» Dataset content
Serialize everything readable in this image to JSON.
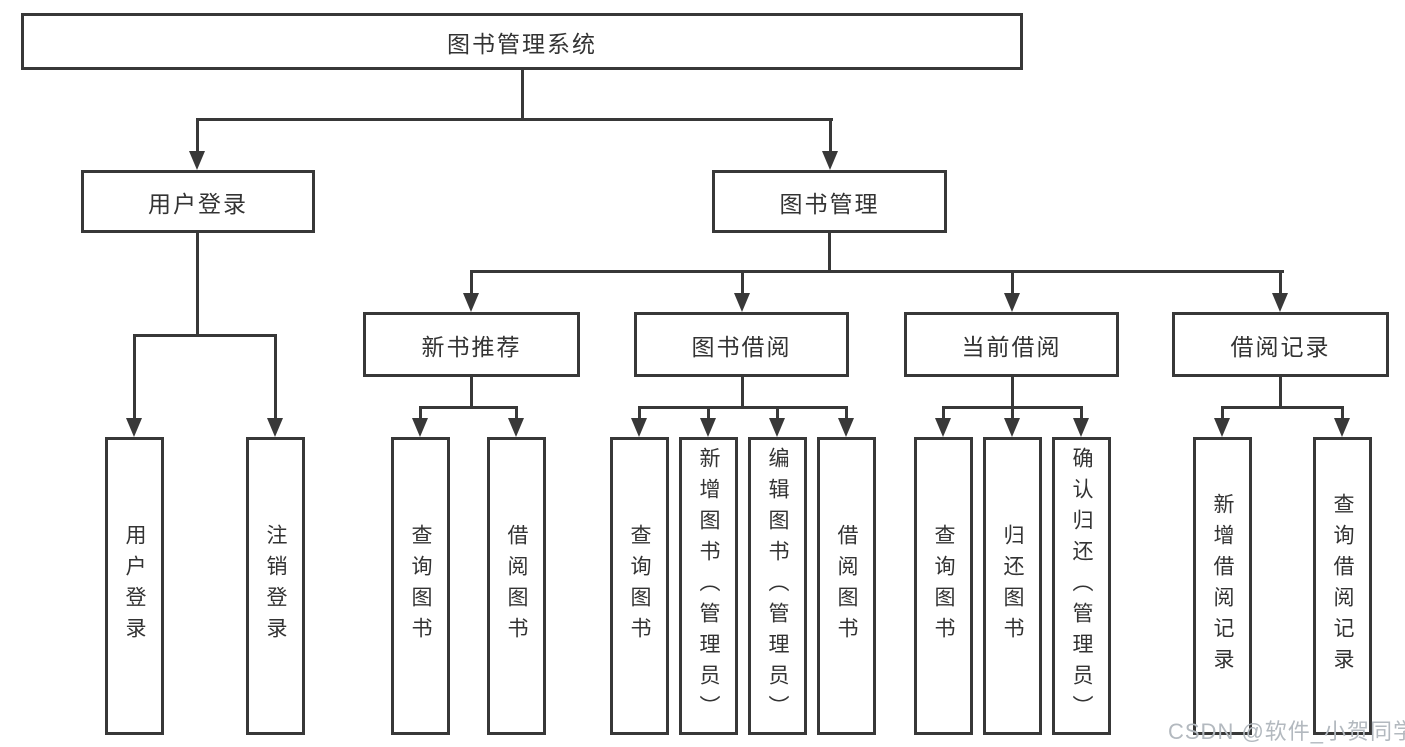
{
  "tree": {
    "root": {
      "label": "图书管理系统"
    },
    "level2": [
      {
        "label": "用户登录",
        "children": [
          "用户登录",
          "注销登录"
        ]
      },
      {
        "label": "图书管理",
        "children": [
          {
            "label": "新书推荐",
            "children": [
              "查询图书",
              "借阅图书"
            ]
          },
          {
            "label": "图书借阅",
            "children": [
              "查询图书",
              "新增图书（管理员）",
              "编辑图书（管理员）",
              "借阅图书"
            ]
          },
          {
            "label": "当前借阅",
            "children": [
              "查询图书",
              "归还图书",
              "确认归还（管理员）"
            ]
          },
          {
            "label": "借阅记录",
            "children": [
              "新增借阅记录",
              "查询借阅记录"
            ]
          }
        ]
      }
    ]
  },
  "watermark": "CSDN @软件_小贺同学",
  "colors": {
    "line": "#383838",
    "text": "#333333",
    "watermark": "#b3b9bf",
    "background": "#ffffff"
  }
}
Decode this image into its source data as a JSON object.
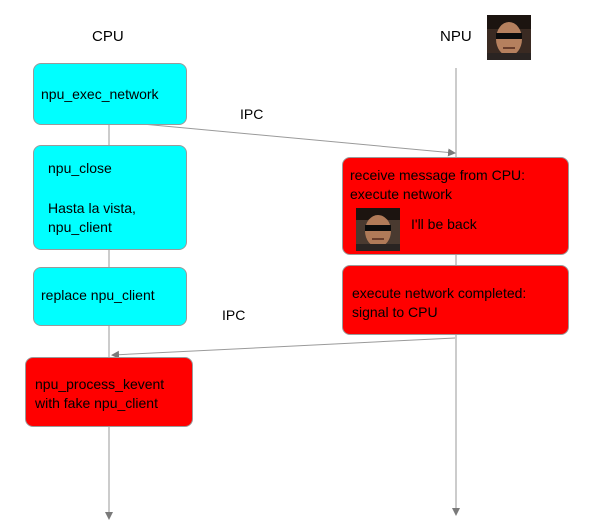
{
  "lanes": {
    "cpu_label": "CPU",
    "npu_label": "NPU"
  },
  "cpu_boxes": {
    "exec": "npu_exec_network",
    "close_line1": "npu_close",
    "close_line2": "Hasta la vista,",
    "close_line3": "npu_client",
    "replace": "replace npu_client",
    "process_line1": "npu_process_kevent",
    "process_line2": "with fake npu_client"
  },
  "npu_boxes": {
    "receive_line1": "receive message from CPU:",
    "receive_line2": "execute network",
    "quote": "I'll be back",
    "complete_line1": "execute network completed:",
    "complete_line2": "signal to CPU"
  },
  "messages": {
    "ipc_top": "IPC",
    "ipc_bottom": "IPC"
  },
  "icons": {
    "npu_avatar": "terminator-portrait-icon",
    "quote_avatar": "terminator-portrait-icon"
  },
  "colors": {
    "cpu_box": "#00ffff",
    "npu_box": "#ff0000",
    "line": "#9a9a9a"
  }
}
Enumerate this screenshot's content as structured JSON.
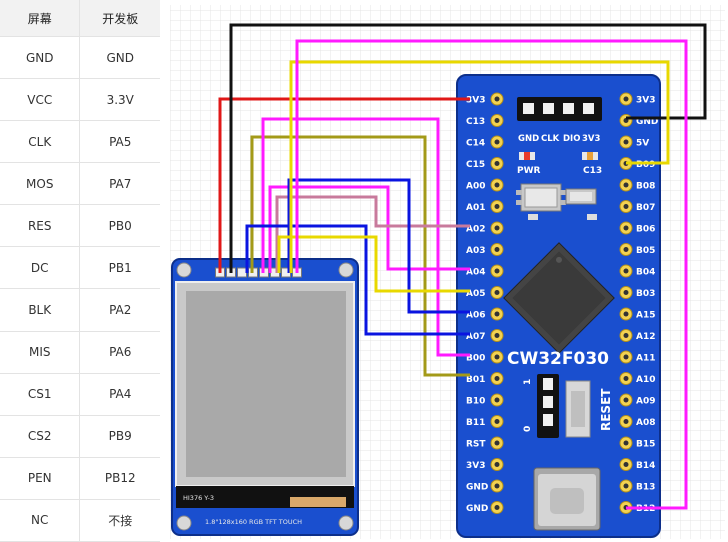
{
  "table": {
    "headers": [
      "屏幕",
      "开发板"
    ],
    "rows": [
      [
        "GND",
        "GND"
      ],
      [
        "VCC",
        "3.3V"
      ],
      [
        "CLK",
        "PA5"
      ],
      [
        "MOS",
        "PA7"
      ],
      [
        "RES",
        "PB0"
      ],
      [
        "DC",
        "PB1"
      ],
      [
        "BLK",
        "PA2"
      ],
      [
        "MIS",
        "PA6"
      ],
      [
        "CS1",
        "PA4"
      ],
      [
        "CS2",
        "PB9"
      ],
      [
        "PEN",
        "PB12"
      ],
      [
        "NC",
        "不接"
      ]
    ]
  },
  "board": {
    "name": "CW32F030",
    "left_pins": [
      "3V3",
      "C13",
      "C14",
      "C15",
      "A00",
      "A01",
      "A02",
      "A03",
      "A04",
      "A05",
      "A06",
      "A07",
      "B00",
      "B01",
      "B10",
      "B11",
      "RST",
      "3V3",
      "GND",
      "GND"
    ],
    "right_pins": [
      "3V3",
      "GND",
      "5V",
      "B09",
      "B08",
      "B07",
      "B06",
      "B05",
      "B04",
      "B03",
      "A15",
      "A12",
      "A11",
      "A10",
      "A09",
      "A08",
      "B15",
      "B14",
      "B13",
      "B12"
    ],
    "header_labels": [
      "GND",
      "CLK",
      "DIO",
      "3V3"
    ],
    "pwr_label": "PWR",
    "c13_label": "C13",
    "reset_label": "RESET",
    "jumper_0": "0",
    "jumper_1": "1"
  },
  "screen": {
    "model_label": "1.8\"128x160 RGB TFT TOUCH",
    "chip_label": "HI376  Y-3"
  },
  "colors": {
    "board_blue": "#1a4fcf",
    "wire_red": "#e01818",
    "wire_black": "#111111",
    "wire_magenta": "#ff1aff",
    "wire_yellow": "#e8d800",
    "wire_olive": "#a39a18",
    "wire_blue": "#0a14e0",
    "wire_pink": "#c87a9c"
  }
}
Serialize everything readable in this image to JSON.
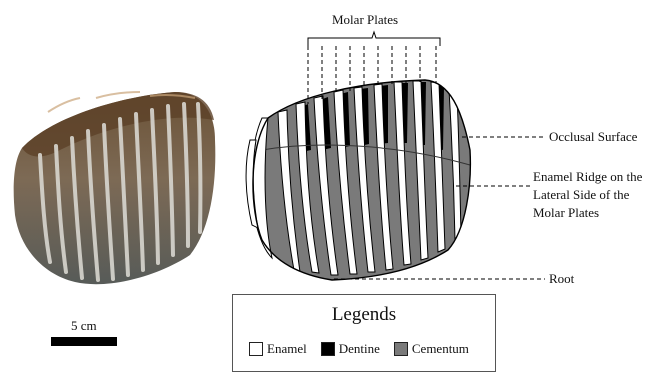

» Work to complete
Copy every line above word for word and exclude the pictures.

» Result for this task
Serialize everything readable in this image to JSON.
{
  "tree": {
    "root": {
      "label": "图书管理系统"
    },
    "level2": [
      {
        "label": "用户登录",
        "children": [
          "用户登录",
          "注销登录"
        ]
      },
      {
        "label": "图书管理",
        "children": [
          {
            "label": "新书推荐",
            "children": [
              "查询图书",
              "借阅图书"
            ]
          },
          {
            "label": "图书借阅",
            "children": [
              "查询图书",
              "新增图书（管理员）",
              "编辑图书（管理员）",
              "借阅图书"
            ]
          },
          {
            "label": "当前借阅",
            "children": [
              "查询图书",
              "归还图书",
              "确认归还（管理员）"
            ]
          },
          {
            "label": "借阅记录",
            "children": [
              "新增借阅记录",
              "查询借阅记录"
            ]
          }
        ]
      }
    ]
  },
  "watermark": "CSDN @软件_小贺同学",
  "colors": {
    "line": "#383838",
    "text": "#333333",
    "watermark": "#b3b9bf",
    "background": "#ffffff"
  }
}
Decode this image into its source data as a JSON object.
{
  "lanes": {
    "cpu_label": "CPU",
    "npu_label": "NPU"
  },
  "cpu_boxes": {
    "exec": "npu_exec_network",
    "close_line1": "npu_close",
    "close_line2": "Hasta la vista,",
    "close_line3": "npu_client",
    "replace": "replace npu_client",
    "process_line1": "npu_process_kevent",
    "process_line2": "with fake npu_client"
  },
  "npu_boxes": {
    "receive_line1": "receive message from CPU:",
    "receive_line2": "execute network",
    "quote": "I'll be back",
    "complete_line1": "execute network completed:",
    "complete_line2": "signal to CPU"
  },
  "messages": {
    "ipc_top": "IPC",
    "ipc_bottom": "IPC"
  },
  "icons": {
    "npu_avatar": "terminator-portrait-icon",
    "quote_avatar": "terminator-portrait-icon"
  },
  "colors": {
    "cpu_box": "#00ffff",
    "npu_box": "#ff0000",
    "line": "#9a9a9a"
  }
}
Enumerate this screenshot's content as structured JSON.
{
  "table": {
    "headers": [
      "屏幕",
      "开发板"
    ],
    "rows": [
      [
        "GND",
        "GND"
      ],
      [
        "VCC",
        "3.3V"
      ],
      [
        "CLK",
        "PA5"
      ],
      [
        "MOS",
        "PA7"
      ],
      [
        "RES",
        "PB0"
      ],
      [
        "DC",
        "PB1"
      ],
      [
        "BLK",
        "PA2"
      ],
      [
        "MIS",
        "PA6"
      ],
      [
        "CS1",
        "PA4"
      ],
      [
        "CS2",
        "PB9"
      ],
      [
        "PEN",
        "PB12"
      ],
      [
        "NC",
        "不接"
      ]
    ]
  },
  "board": {
    "name": "CW32F030",
    "left_pins": [
      "3V3",
      "C13",
      "C14",
      "C15",
      "A00",
      "A01",
      "A02",
      "A03",
      "A04",
      "A05",
      "A06",
      "A07",
      "B00",
      "B01",
      "B10",
      "B11",
      "RST",
      "3V3",
      "GND",
      "GND"
    ],
    "right_pins": [
      "3V3",
      "GND",
      "5V",
      "B09",
      "B08",
      "B07",
      "B06",
      "B05",
      "B04",
      "B03",
      "A15",
      "A12",
      "A11",
      "A10",
      "A09",
      "A08",
      "B15",
      "B14",
      "B13",
      "B12"
    ],
    "header_labels": [
      "GND",
      "CLK",
      "DIO",
      "3V3"
    ],
    "pwr_label": "PWR",
    "c13_label": "C13",
    "reset_label": "RESET",
    "jumper_0": "0",
    "jumper_1": "1"
  },
  "screen": {
    "model_label": "1.8\"128x160 RGB TFT TOUCH",
    "chip_label": "HI376  Y-3"
  },
  "colors": {
    "board_blue": "#1a4fcf",
    "wire_red": "#e01818",
    "wire_black": "#111111",
    "wire_magenta": "#ff1aff",
    "wire_yellow": "#e8d800",
    "wire_olive": "#a39a18",
    "wire_blue": "#0a14e0",
    "wire_pink": "#c87a9c"
  }
}
Serialize everything readable in this image to JSON.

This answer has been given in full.